## What you should do
Reproduce each record exactly.
+ + + +
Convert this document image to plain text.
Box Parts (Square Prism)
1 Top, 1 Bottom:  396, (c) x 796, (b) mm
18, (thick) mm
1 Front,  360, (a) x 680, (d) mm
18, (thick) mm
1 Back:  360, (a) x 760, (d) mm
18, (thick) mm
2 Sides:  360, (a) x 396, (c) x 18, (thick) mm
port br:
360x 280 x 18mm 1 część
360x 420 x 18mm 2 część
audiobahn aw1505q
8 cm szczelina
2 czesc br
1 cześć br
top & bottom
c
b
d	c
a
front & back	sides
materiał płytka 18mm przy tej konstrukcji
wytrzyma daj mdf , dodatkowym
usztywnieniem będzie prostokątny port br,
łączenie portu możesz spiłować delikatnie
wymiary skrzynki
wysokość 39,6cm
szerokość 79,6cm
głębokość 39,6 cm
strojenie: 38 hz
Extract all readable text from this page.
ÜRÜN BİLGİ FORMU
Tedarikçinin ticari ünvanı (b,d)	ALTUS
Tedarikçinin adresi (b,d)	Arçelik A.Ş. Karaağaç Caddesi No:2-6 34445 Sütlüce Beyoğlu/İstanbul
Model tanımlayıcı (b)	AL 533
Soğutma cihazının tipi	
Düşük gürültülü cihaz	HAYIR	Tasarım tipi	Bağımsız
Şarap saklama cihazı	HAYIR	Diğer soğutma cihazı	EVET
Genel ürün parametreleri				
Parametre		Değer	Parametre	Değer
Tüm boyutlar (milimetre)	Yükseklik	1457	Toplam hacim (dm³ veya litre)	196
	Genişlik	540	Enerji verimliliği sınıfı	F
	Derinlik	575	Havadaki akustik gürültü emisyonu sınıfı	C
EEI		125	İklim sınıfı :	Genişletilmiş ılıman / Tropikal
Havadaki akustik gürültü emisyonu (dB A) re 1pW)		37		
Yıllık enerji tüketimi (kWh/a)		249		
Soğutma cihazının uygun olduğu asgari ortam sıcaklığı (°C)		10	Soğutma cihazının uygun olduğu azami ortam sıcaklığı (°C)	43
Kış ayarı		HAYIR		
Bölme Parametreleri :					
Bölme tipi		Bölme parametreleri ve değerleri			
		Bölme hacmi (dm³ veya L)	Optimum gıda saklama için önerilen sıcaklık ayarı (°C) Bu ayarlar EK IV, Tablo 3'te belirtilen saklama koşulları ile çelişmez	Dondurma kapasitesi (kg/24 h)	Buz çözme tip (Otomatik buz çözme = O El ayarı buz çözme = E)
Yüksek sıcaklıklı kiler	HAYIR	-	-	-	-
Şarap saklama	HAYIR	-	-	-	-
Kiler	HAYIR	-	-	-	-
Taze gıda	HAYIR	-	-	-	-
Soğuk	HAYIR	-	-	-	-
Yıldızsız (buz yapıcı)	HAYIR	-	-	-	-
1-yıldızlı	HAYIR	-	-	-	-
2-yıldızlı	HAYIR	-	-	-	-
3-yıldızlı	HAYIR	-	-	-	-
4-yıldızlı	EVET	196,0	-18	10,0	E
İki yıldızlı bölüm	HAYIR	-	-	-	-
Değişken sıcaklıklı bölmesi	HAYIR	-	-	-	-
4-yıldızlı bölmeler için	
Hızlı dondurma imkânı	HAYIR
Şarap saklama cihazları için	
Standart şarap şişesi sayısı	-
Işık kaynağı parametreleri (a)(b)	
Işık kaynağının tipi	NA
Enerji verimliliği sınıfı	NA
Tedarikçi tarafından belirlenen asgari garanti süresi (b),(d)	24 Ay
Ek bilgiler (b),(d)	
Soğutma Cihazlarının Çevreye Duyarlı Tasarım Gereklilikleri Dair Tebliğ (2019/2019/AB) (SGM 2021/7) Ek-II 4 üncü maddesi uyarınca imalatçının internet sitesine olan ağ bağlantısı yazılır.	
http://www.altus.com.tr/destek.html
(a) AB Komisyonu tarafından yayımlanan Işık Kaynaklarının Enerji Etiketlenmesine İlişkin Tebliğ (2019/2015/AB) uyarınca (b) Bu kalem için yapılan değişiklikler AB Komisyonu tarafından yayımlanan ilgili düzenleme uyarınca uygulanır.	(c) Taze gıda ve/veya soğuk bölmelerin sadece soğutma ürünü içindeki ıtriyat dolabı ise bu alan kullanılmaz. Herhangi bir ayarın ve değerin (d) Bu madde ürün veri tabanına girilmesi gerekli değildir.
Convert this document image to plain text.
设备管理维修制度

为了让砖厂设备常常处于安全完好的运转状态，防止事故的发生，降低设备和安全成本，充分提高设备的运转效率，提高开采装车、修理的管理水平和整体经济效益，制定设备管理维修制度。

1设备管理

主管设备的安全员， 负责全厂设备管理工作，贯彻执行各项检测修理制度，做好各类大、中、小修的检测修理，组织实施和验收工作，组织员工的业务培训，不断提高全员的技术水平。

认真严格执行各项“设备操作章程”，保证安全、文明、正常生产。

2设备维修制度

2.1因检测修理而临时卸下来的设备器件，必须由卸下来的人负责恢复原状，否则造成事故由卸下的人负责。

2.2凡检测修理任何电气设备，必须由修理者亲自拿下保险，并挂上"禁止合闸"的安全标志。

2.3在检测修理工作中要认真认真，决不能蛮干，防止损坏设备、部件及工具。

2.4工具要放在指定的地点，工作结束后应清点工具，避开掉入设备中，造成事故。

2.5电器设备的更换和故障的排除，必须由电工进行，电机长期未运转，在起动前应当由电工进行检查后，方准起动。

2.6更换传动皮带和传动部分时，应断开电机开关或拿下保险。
+ + + +
## Result
Convert this document image to plain text.
Box Parts (Square Prism)
1 Top, 1 Bottom:  396, (c) x 796, (b) mm
18, (thick) mm
1 Front,  360, (a) x 680, (d) mm
18, (thick) mm
1 Back:  360, (a) x 760, (d) mm
18, (thick) mm
2 Sides:  360, (a) x 396, (c) x 18, (thick) mm
port br:
360x 280 x 18mm 1 część
360x 420 x 18mm 2 część
audiobahn aw1505q
8 cm szczelina
2 czesc br
1 cześć br
top & bottom
c
b
d	c
a
front & back	sides
materiał płytka 18mm przy tej konstrukcji
wytrzyma daj mdf , dodatkowym
usztywnieniem będzie prostokątny port br,
łączenie portu możesz spiłować delikatnie
wymiary skrzynki
wysokość 39,6cm
szerokość 79,6cm
głębokość 39,6 cm
strojenie: 38 hz
Extract all readable text from this page.
ÜRÜN BİLGİ FORMU
Tedarikçinin ticari ünvanı (b,d)	ALTUS
Tedarikçinin adresi (b,d)	Arçelik A.Ş. Karaağaç Caddesi No:2-6 34445 Sütlüce Beyoğlu/İstanbul
Model tanımlayıcı (b)	AL 533
Soğutma cihazının tipi	
Düşük gürültülü cihaz	HAYIR	Tasarım tipi	Bağımsız
Şarap saklama cihazı	HAYIR	Diğer soğutma cihazı	EVET
Genel ürün parametreleri				
Parametre		Değer	Parametre	Değer
Tüm boyutlar (milimetre)	Yükseklik	1457	Toplam hacim (dm³ veya litre)	196
	Genişlik	540	Enerji verimliliği sınıfı	F
	Derinlik	575	Havadaki akustik gürültü emisyonu sınıfı	C
EEI		125	İklim sınıfı :	Genişletilmiş ılıman / Tropikal
Havadaki akustik gürültü emisyonu (dB A) re 1pW)		37		
Yıllık enerji tüketimi (kWh/a)		249		
Soğutma cihazının uygun olduğu asgari ortam sıcaklığı (°C)		10	Soğutma cihazının uygun olduğu azami ortam sıcaklığı (°C)	43
Kış ayarı		HAYIR		
Bölme Parametreleri :					
Bölme tipi		Bölme parametreleri ve değerleri			
		Bölme hacmi (dm³ veya L)	Optimum gıda saklama için önerilen sıcaklık ayarı (°C) Bu ayarlar EK IV, Tablo 3'te belirtilen saklama koşulları ile çelişmez	Dondurma kapasitesi (kg/24 h)	Buz çözme tip (Otomatik buz çözme = O El ayarı buz çözme = E)
Yüksek sıcaklıklı kiler	HAYIR	-	-	-	-
Şarap saklama	HAYIR	-	-	-	-
Kiler	HAYIR	-	-	-	-
Taze gıda	HAYIR	-	-	-	-
Soğuk	HAYIR	-	-	-	-
Yıldızsız (buz yapıcı)	HAYIR	-	-	-	-
1-yıldızlı	HAYIR	-	-	-	-
2-yıldızlı	HAYIR	-	-	-	-
3-yıldızlı	HAYIR	-	-	-	-
4-yıldızlı	EVET	196,0	-18	10,0	E
İki yıldızlı bölüm	HAYIR	-	-	-	-
Değişken sıcaklıklı bölmesi	HAYIR	-	-	-	-
4-yıldızlı bölmeler için	
Hızlı dondurma imkânı	HAYIR
Şarap saklama cihazları için	
Standart şarap şişesi sayısı	-
Işık kaynağı parametreleri (a)(b)	
Işık kaynağının tipi	NA
Enerji verimliliği sınıfı	NA
Tedarikçi tarafından belirlenen asgari garanti süresi (b),(d)	24 Ay
Ek bilgiler (b),(d)	
Soğutma Cihazlarının Çevreye Duyarlı Tasarım Gereklilikleri Dair Tebliğ (2019/2019/AB) (SGM 2021/7) Ek-II 4 üncü maddesi uyarınca imalatçının internet sitesine olan ağ bağlantısı yazılır.	
http://www.altus.com.tr/destek.html
(a) AB Komisyonu tarafından yayımlanan Işık Kaynaklarının Enerji Etiketlenmesine İlişkin Tebliğ (2019/2015/AB) uyarınca (b) Bu kalem için yapılan değişiklikler AB Komisyonu tarafından yayımlanan ilgili düzenleme uyarınca uygulanır.	(c) Taze gıda ve/veya soğuk bölmelerin sadece soğutma ürünü içindeki ıtriyat dolabı ise bu alan kullanılmaz. Herhangi bir ayarın ve değerin (d) Bu madde ürün veri tabanına girilmesi gerekli değildir.
Convert this document image to plain text.
设备管理维修制度

为了让砖厂设备常常处于安全完好的运转状态，防止事故的发生，降低设备和安全成本，充分提高设备的运转效率，提高开采装车、修理的管理水平和整体经济效益，制定设备管理维修制度。

1设备管理

主管设备的安全员， 负责全厂设备管理工作，贯彻执行各项检测修理制度，做好各类大、中、小修的检测修理，组织实施和验收工作，组织员工的业务培训，不断提高全员的技术水平。

认真严格执行各项“设备操作章程”，保证安全、文明、正常生产。

2设备维修制度

2.1因检测修理而临时卸下来的设备器件，必须由卸下来的人负责恢复原状，否则造成事故由卸下的人负责。

2.2凡检测修理任何电气设备，必须由修理者亲自拿下保险，并挂上"禁止合闸"的安全标志。

2.3在检测修理工作中要认真认真，决不能蛮干，防止损坏设备、部件及工具。

2.4工具要放在指定的地点，工作结束后应清点工具，避开掉入设备中，造成事故。

2.5电器设备的更换和故障的排除，必须由电工进行，电机长期未运转，在起动前应当由电工进行检查后，方准起动。

2.6更换传动皮带和传动部分时，应断开电机开关或拿下保险。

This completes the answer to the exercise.